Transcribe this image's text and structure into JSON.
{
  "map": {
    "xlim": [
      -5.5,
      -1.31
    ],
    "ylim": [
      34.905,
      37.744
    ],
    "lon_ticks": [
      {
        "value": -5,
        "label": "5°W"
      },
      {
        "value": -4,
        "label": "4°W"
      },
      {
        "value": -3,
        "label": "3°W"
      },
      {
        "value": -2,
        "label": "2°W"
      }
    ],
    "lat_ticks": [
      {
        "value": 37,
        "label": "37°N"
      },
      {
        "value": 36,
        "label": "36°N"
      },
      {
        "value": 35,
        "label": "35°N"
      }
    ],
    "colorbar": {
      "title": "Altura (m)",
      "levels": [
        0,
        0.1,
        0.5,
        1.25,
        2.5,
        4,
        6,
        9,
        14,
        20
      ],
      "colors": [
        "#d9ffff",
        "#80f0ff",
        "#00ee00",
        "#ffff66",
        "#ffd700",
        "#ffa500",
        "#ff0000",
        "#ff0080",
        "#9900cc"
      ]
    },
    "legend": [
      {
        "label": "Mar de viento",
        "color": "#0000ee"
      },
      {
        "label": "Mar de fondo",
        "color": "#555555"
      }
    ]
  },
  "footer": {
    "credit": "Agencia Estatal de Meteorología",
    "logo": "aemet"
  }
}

_What is being asked:_ Extract all the material, leaving every line as it is.

_The solution:_
Transcribe this image's text and structure into JSON.
{
  "map": {
    "xlim": [
      -5.5,
      -1.31
    ],
    "ylim": [
      34.905,
      37.744
    ],
    "lon_ticks": [
      {
        "value": -5,
        "label": "5°W"
      },
      {
        "value": -4,
        "label": "4°W"
      },
      {
        "value": -3,
        "label": "3°W"
      },
      {
        "value": -2,
        "label": "2°W"
      }
    ],
    "lat_ticks": [
      {
        "value": 37,
        "label": "37°N"
      },
      {
        "value": 36,
        "label": "36°N"
      },
      {
        "value": 35,
        "label": "35°N"
      }
    ],
    "colorbar": {
      "title": "Altura (m)",
      "levels": [
        0,
        0.1,
        0.5,
        1.25,
        2.5,
        4,
        6,
        9,
        14,
        20
      ],
      "colors": [
        "#d9ffff",
        "#80f0ff",
        "#00ee00",
        "#ffff66",
        "#ffd700",
        "#ffa500",
        "#ff0000",
        "#ff0080",
        "#9900cc"
      ]
    },
    "legend": [
      {
        "label": "Mar de viento",
        "color": "#0000ee"
      },
      {
        "label": "Mar de fondo",
        "color": "#555555"
      }
    ]
  },
  "footer": {
    "credit": "Agencia Estatal de Meteorología",
    "logo": "aemet"
  }
}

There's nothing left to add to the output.